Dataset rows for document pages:
☆ ☆ ☆ ☆

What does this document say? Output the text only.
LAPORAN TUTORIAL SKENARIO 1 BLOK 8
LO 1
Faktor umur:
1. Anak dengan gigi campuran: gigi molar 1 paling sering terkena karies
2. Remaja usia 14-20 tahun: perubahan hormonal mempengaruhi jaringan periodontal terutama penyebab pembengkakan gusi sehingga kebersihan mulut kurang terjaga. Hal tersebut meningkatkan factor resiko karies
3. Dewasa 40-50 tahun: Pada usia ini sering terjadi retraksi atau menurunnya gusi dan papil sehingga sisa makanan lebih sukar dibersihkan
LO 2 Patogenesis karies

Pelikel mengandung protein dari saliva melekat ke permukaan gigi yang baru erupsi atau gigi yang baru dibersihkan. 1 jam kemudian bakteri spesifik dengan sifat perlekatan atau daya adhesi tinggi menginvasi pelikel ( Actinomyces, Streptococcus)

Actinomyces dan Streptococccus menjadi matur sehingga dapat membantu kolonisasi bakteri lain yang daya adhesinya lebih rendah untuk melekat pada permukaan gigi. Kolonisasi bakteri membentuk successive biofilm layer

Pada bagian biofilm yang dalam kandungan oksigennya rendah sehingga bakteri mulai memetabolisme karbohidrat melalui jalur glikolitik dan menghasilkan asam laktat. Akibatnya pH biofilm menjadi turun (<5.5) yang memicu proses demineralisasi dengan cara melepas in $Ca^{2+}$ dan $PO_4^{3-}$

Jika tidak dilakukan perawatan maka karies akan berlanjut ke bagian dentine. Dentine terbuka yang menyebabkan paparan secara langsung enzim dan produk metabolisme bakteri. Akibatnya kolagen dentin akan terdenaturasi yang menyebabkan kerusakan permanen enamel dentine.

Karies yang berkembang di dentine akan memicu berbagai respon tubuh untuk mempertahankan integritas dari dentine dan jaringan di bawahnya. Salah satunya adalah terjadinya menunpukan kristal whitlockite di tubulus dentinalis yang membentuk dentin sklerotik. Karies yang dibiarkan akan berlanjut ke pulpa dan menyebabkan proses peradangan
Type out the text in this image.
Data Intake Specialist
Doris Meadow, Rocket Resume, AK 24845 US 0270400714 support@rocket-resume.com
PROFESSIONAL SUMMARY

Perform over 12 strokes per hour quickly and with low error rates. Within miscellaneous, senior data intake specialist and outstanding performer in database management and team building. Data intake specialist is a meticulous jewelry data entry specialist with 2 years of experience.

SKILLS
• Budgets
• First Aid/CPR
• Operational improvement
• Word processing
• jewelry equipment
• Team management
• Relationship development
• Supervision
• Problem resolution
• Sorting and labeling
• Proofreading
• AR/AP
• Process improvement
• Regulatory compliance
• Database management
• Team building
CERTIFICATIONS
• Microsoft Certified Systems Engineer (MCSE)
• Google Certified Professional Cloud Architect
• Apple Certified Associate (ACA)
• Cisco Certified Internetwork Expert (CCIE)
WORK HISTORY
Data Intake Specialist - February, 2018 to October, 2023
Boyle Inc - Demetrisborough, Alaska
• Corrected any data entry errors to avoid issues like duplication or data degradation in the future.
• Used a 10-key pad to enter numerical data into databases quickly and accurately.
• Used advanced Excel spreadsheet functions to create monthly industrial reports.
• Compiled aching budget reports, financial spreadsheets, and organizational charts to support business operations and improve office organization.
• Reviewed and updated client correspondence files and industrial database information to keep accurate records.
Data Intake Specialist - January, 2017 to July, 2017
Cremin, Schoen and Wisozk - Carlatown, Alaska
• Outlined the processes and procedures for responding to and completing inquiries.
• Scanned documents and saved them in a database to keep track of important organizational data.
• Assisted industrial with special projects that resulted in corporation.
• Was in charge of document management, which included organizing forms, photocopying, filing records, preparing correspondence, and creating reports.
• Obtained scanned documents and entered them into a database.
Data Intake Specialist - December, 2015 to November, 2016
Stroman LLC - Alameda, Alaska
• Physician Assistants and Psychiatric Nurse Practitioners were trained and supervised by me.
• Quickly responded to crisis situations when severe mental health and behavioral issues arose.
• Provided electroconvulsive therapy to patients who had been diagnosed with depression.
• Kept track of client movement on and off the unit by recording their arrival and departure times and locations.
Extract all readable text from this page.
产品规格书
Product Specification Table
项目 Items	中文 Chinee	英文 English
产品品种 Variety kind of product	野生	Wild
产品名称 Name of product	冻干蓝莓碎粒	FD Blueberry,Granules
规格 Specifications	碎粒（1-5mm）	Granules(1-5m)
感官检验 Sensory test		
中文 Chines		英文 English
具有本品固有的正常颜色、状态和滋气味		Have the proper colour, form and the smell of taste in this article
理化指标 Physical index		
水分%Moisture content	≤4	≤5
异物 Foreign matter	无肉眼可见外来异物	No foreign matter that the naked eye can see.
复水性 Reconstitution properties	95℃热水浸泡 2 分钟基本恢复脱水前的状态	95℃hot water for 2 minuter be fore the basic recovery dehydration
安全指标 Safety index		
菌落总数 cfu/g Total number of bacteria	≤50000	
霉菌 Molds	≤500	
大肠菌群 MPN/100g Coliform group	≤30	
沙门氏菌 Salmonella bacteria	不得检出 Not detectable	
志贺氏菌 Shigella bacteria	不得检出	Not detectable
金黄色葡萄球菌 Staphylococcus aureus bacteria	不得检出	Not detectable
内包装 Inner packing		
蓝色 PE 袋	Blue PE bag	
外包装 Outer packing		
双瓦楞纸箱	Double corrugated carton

☆ ☆ ☆ ☆

* [Required work]:
The answer must be exactly the lines from the one containing "Extract all readable text from this page." through the final line of the data, both ends included, and nothing else.

* [Written answer]:
Extract all readable text from this page.
产品规格书
Product Specification Table
项目 Items	中文 Chinee	英文 English
产品品种 Variety kind of product	野生	Wild
产品名称 Name of product	冻干蓝莓碎粒	FD Blueberry,Granules
规格 Specifications	碎粒（1-5mm）	Granules(1-5m)
感官检验 Sensory test		
中文 Chines		英文 English
具有本品固有的正常颜色、状态和滋气味		Have the proper colour, form and the smell of taste in this article
理化指标 Physical index		
水分%Moisture content	≤4	≤5
异物 Foreign matter	无肉眼可见外来异物	No foreign matter that the naked eye can see.
复水性 Reconstitution properties	95℃热水浸泡 2 分钟基本恢复脱水前的状态	95℃hot water for 2 minuter be fore the basic recovery dehydration
安全指标 Safety index		
菌落总数 cfu/g Total number of bacteria	≤50000	
霉菌 Molds	≤500	
大肠菌群 MPN/100g Coliform group	≤30	
沙门氏菌 Salmonella bacteria	不得检出 Not detectable	
志贺氏菌 Shigella bacteria	不得检出	Not detectable
金黄色葡萄球菌 Staphylococcus aureus bacteria	不得检出	Not detectable
内包装 Inner packing		
蓝色 PE 袋	Blue PE bag	
外包装 Outer packing		
双瓦楞纸箱	Double corrugated carton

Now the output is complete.